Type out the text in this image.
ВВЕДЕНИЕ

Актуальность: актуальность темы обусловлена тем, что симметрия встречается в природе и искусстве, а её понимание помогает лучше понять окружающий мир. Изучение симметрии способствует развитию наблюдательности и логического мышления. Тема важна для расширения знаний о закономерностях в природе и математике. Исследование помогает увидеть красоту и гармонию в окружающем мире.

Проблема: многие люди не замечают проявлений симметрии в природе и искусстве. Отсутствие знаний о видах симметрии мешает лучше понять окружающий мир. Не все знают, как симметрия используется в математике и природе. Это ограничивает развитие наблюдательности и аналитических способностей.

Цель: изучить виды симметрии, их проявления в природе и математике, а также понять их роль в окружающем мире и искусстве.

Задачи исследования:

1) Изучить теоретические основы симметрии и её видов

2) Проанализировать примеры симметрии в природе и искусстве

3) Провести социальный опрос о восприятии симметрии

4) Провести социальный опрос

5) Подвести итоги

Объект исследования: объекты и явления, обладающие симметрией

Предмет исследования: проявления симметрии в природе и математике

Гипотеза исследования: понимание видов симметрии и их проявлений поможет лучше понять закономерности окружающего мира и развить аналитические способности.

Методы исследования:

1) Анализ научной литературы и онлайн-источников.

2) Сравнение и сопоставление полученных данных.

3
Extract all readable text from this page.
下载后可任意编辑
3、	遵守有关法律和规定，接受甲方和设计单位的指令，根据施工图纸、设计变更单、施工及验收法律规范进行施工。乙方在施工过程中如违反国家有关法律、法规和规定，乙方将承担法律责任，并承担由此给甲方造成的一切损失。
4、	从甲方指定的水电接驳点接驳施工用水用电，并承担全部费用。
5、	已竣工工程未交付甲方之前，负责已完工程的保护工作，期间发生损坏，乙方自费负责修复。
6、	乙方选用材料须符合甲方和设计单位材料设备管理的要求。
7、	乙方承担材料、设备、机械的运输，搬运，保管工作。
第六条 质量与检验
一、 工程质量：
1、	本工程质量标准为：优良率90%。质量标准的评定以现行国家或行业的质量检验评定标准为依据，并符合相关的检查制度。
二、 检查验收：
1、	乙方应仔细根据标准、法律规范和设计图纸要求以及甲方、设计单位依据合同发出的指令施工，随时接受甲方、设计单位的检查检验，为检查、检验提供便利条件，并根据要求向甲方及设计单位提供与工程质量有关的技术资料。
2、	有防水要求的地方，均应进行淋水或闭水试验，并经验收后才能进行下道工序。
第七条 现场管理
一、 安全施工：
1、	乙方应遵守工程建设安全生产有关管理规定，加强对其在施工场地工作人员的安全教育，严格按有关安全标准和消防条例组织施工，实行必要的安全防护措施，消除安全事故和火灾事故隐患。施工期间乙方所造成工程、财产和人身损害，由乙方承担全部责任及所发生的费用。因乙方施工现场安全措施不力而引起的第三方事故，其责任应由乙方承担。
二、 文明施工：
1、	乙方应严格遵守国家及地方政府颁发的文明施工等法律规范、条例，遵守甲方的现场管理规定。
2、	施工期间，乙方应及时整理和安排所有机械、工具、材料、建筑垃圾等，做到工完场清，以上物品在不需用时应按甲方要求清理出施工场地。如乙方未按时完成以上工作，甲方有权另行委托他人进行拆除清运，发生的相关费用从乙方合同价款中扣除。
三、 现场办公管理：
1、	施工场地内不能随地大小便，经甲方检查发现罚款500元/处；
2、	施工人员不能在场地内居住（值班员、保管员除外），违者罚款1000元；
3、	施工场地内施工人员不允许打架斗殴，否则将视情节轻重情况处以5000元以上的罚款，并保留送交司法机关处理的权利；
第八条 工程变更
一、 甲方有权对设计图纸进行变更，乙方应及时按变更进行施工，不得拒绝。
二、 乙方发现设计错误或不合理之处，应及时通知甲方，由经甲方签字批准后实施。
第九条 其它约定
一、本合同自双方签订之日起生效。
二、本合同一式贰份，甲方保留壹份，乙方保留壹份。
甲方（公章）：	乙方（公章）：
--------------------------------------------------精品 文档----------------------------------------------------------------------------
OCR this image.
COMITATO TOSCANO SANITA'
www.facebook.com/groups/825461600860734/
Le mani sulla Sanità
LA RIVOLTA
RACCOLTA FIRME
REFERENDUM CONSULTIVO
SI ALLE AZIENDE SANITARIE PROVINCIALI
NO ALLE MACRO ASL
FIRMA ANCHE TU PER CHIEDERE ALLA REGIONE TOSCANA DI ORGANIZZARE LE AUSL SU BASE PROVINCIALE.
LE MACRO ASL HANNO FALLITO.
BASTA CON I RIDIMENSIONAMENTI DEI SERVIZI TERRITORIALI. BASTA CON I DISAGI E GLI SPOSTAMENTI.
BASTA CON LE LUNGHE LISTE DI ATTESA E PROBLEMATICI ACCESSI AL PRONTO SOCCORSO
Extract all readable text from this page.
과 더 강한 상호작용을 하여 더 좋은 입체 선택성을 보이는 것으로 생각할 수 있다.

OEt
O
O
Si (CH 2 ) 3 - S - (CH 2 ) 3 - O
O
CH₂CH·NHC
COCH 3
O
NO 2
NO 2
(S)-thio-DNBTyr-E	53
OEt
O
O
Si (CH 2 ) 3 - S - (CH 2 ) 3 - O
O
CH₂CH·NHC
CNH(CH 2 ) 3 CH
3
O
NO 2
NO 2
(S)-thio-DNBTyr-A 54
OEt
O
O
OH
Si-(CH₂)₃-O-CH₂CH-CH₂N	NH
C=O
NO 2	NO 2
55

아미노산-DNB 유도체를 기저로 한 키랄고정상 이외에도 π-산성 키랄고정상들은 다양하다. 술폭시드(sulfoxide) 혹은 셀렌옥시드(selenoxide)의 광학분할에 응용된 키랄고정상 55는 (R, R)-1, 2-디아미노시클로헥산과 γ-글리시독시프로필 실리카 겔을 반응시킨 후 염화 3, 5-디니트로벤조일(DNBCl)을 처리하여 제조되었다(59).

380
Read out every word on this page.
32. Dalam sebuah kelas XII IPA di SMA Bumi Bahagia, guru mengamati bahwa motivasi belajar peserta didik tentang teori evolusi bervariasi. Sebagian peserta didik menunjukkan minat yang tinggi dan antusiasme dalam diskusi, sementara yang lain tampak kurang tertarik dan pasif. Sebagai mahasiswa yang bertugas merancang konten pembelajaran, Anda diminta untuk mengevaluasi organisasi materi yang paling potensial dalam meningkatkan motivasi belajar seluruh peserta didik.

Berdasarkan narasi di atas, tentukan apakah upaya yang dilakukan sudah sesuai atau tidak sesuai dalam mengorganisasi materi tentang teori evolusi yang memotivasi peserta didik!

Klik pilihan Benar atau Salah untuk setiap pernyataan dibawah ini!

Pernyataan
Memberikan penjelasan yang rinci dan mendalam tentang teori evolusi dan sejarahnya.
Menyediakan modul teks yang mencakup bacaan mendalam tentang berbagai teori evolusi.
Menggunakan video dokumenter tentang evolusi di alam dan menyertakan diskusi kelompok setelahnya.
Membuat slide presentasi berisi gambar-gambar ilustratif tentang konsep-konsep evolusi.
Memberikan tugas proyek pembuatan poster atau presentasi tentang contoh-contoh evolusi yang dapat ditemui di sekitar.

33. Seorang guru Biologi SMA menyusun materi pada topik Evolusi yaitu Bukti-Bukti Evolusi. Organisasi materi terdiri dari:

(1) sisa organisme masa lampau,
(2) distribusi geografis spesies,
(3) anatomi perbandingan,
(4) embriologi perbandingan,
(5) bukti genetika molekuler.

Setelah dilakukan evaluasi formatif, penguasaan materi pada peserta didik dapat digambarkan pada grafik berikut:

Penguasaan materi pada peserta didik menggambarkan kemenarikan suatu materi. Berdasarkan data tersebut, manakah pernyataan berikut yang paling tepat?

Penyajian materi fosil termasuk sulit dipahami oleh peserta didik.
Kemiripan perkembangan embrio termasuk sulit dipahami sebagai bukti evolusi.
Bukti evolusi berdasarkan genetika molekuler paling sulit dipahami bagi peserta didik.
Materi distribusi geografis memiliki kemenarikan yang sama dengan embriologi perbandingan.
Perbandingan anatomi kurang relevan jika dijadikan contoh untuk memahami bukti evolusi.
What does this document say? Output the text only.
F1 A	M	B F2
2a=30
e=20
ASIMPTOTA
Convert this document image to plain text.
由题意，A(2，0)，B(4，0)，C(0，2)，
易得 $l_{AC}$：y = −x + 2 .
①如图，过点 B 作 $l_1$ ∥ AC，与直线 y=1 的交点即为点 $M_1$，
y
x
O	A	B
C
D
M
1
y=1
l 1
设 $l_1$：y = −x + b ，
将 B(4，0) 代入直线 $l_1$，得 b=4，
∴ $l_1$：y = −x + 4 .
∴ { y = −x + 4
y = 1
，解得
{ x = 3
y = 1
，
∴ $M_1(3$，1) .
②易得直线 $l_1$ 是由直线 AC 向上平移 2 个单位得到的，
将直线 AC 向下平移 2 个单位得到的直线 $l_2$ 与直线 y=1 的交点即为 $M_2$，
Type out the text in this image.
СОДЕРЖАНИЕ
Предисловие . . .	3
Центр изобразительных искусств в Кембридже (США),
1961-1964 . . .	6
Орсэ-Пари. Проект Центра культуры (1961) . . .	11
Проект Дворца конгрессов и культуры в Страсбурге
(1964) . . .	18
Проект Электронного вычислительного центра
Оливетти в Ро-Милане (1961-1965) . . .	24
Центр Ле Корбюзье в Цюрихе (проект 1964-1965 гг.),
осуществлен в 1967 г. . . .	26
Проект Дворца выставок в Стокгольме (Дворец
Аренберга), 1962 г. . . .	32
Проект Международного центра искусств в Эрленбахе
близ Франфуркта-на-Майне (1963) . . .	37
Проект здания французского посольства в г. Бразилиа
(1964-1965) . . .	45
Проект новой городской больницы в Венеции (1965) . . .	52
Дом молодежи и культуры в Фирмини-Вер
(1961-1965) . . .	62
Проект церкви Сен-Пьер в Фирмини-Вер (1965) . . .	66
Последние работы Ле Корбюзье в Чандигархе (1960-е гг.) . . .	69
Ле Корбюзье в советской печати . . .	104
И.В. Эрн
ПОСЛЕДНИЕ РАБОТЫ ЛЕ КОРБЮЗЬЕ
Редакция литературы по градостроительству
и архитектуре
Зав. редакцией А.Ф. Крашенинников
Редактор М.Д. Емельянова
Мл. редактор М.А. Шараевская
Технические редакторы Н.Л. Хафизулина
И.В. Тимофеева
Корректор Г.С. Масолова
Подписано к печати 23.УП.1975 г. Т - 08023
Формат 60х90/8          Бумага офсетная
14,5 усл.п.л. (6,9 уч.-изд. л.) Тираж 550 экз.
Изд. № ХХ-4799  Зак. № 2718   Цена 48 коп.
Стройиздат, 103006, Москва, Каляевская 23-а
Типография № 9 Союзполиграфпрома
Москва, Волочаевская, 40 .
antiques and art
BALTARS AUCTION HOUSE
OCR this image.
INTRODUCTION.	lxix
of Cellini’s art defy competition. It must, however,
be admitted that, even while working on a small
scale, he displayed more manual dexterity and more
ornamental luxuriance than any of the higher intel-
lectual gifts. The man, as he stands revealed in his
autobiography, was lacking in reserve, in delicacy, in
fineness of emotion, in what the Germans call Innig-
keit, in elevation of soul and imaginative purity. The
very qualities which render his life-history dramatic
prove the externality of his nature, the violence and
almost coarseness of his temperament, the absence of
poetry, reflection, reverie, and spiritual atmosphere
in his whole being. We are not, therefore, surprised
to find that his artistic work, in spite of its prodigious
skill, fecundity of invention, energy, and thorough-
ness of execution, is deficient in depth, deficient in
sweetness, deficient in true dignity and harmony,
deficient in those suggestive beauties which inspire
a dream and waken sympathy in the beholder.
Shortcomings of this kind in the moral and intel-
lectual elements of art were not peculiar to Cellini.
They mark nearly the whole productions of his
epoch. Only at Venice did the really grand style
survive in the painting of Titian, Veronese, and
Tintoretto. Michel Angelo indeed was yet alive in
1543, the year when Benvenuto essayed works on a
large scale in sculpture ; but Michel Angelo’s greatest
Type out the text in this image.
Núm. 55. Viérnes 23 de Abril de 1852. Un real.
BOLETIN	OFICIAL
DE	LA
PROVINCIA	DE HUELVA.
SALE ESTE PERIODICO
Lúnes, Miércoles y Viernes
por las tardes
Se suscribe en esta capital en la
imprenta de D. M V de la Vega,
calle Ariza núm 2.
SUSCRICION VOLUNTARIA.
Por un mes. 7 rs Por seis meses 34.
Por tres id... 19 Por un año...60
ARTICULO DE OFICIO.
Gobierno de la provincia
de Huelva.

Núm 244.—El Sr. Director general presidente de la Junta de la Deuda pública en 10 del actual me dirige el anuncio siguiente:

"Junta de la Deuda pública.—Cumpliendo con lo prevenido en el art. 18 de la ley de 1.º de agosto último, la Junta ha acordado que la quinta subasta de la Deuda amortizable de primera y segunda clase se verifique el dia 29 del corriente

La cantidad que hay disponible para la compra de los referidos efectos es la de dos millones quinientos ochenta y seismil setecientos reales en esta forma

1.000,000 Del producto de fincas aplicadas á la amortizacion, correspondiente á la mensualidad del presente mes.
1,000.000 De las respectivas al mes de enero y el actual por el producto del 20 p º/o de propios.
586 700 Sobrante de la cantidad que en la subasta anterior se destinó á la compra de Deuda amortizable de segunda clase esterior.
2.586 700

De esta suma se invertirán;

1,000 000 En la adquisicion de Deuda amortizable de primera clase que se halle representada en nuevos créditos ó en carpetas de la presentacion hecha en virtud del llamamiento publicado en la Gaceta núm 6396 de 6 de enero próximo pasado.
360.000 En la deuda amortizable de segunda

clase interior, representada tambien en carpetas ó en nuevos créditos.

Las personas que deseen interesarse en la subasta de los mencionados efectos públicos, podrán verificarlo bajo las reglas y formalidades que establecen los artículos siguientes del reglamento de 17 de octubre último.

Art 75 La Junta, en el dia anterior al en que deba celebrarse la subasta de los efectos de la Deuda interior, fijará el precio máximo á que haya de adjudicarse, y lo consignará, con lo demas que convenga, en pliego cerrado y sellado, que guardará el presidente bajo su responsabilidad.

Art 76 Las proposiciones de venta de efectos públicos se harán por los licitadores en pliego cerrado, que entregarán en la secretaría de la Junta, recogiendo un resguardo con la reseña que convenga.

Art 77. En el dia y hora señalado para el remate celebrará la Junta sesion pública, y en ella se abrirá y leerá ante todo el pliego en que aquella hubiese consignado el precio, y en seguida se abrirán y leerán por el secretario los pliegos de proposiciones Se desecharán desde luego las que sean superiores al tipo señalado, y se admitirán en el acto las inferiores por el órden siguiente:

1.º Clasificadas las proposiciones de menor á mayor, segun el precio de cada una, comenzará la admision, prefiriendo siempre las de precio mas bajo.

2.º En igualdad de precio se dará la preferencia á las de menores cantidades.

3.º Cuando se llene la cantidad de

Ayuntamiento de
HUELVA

**Task objective**:
Of the lines in the data, how many contain the word "dipahami"? Provide the number and nothing further.

**Response**:
3